■ Aim ■
What is the number of lines in these entries that include "marker"? Write that number and no other text.

■ Data to use ■

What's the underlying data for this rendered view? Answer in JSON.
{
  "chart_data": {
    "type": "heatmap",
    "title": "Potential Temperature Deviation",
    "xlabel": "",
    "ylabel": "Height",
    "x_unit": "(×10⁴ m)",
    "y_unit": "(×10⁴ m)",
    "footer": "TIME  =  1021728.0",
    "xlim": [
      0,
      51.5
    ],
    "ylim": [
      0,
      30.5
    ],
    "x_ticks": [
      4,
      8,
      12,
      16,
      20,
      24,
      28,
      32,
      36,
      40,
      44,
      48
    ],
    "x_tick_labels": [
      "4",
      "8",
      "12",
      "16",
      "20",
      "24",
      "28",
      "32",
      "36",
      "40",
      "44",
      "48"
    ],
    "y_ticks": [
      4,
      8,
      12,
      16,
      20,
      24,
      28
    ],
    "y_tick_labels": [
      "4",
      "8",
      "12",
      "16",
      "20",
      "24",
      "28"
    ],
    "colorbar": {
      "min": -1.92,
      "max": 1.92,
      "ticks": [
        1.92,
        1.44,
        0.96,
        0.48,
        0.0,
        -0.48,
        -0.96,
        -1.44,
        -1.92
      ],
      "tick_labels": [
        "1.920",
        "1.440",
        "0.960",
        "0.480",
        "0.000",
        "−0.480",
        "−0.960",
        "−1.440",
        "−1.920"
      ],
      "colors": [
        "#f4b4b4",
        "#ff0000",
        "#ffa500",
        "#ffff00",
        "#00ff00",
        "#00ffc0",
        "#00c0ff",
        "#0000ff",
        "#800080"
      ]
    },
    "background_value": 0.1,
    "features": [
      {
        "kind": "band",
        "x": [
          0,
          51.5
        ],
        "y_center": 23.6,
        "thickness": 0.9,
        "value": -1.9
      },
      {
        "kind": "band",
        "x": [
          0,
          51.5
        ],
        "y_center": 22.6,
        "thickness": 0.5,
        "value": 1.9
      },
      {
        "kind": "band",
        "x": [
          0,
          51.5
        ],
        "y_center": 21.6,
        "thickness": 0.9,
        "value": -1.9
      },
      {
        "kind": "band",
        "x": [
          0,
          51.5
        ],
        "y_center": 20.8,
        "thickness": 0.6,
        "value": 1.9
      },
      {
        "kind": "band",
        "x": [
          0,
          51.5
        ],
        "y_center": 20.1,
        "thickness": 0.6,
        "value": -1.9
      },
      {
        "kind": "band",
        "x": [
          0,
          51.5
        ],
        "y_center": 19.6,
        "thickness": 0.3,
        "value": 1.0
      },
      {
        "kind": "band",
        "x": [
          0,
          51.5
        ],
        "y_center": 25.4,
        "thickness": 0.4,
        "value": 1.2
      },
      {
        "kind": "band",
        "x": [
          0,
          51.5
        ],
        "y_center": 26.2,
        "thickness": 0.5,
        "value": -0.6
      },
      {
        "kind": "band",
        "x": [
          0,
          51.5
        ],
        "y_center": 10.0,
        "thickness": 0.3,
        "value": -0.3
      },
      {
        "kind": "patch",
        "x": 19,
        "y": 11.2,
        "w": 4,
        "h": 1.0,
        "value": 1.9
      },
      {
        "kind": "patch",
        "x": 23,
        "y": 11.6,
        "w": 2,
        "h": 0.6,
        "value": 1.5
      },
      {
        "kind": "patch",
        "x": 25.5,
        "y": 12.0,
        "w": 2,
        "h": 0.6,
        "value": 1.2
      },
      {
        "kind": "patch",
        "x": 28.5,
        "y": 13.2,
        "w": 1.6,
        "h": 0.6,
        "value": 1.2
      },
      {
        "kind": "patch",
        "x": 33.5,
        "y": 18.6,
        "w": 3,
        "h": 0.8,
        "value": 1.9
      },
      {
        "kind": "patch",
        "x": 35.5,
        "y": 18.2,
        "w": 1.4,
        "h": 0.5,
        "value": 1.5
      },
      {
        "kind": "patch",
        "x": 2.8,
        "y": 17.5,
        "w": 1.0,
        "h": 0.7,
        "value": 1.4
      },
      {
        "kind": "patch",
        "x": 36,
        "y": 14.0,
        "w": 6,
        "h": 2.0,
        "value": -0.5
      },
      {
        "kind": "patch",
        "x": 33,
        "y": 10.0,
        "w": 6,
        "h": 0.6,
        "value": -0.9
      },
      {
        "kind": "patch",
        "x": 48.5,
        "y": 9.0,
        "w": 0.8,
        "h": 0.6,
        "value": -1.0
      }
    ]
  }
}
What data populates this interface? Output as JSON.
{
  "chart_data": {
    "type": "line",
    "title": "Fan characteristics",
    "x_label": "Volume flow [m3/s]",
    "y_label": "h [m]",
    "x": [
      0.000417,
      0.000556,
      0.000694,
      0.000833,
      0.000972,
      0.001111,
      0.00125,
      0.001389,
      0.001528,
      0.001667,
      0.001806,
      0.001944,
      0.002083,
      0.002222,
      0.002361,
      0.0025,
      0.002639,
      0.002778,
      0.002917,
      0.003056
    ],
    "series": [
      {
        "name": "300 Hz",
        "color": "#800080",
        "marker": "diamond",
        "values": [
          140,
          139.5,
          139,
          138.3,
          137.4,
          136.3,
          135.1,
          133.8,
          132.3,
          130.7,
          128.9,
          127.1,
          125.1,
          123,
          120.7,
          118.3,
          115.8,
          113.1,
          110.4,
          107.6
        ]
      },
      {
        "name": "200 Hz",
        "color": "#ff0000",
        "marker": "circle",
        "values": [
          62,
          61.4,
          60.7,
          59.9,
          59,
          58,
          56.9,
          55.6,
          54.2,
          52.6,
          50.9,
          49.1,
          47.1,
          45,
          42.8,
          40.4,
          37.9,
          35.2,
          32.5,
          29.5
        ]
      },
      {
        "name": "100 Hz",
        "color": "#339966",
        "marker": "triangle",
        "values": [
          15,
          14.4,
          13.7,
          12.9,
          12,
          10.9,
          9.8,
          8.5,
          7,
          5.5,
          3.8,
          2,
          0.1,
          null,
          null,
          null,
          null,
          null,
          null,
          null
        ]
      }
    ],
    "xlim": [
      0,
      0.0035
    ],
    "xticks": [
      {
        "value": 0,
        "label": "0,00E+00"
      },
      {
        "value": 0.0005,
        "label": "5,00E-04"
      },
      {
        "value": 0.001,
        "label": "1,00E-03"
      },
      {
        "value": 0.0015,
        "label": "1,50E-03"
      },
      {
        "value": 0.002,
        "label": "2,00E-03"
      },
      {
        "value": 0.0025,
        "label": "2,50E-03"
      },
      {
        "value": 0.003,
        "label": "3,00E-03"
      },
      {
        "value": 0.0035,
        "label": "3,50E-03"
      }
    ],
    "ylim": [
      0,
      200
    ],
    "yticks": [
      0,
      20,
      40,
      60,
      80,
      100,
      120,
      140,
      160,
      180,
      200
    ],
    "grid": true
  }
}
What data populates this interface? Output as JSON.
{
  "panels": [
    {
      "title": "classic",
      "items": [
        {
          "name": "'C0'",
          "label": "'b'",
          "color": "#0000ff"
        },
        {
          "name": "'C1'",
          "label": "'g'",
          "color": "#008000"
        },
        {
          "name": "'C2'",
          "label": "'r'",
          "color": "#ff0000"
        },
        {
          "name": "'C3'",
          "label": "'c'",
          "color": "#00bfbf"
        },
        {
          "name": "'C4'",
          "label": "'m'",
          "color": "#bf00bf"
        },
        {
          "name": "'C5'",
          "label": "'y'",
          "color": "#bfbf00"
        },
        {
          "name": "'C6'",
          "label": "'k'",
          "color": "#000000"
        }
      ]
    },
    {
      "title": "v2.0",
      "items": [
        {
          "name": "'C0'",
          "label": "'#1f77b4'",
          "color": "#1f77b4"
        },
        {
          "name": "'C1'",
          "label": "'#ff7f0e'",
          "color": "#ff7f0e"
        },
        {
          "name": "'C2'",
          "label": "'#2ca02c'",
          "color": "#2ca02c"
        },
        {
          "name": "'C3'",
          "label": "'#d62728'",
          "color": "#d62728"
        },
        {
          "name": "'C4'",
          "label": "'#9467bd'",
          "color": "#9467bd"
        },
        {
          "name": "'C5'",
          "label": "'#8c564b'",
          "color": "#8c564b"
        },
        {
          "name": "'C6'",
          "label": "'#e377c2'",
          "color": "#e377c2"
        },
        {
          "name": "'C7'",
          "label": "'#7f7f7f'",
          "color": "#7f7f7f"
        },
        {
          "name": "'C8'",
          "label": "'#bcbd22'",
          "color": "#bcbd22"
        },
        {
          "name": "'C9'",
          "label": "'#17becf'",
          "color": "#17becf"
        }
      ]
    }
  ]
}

■ Solution below ■
3